▶ _Aim of the exercise_
The required result is a copy of each line below in which "пациента" appears.

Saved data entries
::::
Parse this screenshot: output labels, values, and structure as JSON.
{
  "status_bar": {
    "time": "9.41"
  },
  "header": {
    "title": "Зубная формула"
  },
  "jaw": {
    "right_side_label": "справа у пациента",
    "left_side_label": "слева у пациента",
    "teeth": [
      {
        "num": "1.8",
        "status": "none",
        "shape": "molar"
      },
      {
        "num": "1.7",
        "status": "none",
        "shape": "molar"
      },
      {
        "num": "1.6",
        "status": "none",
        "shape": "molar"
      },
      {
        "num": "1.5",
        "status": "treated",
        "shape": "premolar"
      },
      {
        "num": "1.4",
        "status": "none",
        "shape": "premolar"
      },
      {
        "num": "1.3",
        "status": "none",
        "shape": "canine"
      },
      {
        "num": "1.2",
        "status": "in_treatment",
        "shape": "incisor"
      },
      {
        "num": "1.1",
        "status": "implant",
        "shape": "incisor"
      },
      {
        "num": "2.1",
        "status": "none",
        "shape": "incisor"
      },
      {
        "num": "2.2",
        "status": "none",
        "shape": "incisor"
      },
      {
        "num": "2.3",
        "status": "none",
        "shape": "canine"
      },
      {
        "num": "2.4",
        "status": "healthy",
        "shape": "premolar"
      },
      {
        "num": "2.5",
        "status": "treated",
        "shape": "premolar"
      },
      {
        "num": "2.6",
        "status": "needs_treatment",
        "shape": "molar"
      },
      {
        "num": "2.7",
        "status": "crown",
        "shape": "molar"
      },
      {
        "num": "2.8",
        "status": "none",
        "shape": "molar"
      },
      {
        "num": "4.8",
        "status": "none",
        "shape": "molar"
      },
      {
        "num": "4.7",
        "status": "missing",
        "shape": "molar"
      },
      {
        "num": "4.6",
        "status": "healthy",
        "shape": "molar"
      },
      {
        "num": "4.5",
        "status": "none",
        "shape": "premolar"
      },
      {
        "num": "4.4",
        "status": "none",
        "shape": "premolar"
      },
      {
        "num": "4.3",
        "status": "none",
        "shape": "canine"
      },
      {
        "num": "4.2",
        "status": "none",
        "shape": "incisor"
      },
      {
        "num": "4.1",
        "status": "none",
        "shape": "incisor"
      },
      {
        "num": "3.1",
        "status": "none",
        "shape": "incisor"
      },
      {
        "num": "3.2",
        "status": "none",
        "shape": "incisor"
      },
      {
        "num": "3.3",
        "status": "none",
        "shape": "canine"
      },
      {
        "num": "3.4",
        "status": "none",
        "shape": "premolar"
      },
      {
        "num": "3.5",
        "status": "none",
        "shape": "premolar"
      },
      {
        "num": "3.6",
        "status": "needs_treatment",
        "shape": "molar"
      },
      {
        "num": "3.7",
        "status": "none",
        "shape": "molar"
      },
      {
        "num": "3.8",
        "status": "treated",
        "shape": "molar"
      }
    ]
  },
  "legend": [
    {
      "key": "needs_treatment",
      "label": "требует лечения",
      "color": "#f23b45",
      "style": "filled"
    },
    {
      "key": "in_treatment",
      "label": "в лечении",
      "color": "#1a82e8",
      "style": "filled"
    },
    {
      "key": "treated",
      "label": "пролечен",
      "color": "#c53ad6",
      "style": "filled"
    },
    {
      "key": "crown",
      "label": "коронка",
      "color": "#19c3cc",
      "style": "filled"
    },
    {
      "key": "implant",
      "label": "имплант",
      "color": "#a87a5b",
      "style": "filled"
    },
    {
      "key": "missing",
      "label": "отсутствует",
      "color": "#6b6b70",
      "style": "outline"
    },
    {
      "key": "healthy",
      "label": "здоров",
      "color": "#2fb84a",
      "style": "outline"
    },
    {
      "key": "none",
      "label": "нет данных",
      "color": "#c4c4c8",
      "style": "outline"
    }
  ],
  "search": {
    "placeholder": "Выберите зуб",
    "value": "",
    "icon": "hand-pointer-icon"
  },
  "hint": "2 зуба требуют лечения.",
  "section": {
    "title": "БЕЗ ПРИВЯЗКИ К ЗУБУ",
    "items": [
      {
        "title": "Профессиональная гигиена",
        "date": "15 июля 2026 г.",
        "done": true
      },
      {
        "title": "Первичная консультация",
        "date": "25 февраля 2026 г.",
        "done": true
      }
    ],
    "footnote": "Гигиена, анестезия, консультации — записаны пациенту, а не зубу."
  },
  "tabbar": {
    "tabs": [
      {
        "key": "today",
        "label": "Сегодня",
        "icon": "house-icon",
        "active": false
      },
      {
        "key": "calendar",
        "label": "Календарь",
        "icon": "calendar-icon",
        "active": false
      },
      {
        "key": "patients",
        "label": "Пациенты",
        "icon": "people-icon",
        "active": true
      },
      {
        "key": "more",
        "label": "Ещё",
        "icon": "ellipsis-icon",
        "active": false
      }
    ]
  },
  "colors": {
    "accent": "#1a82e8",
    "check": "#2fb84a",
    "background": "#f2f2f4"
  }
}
::::
▶ _Answer section_
    "right_side_label": "справа у пациента",
    "left_side_label": "слева у пациента",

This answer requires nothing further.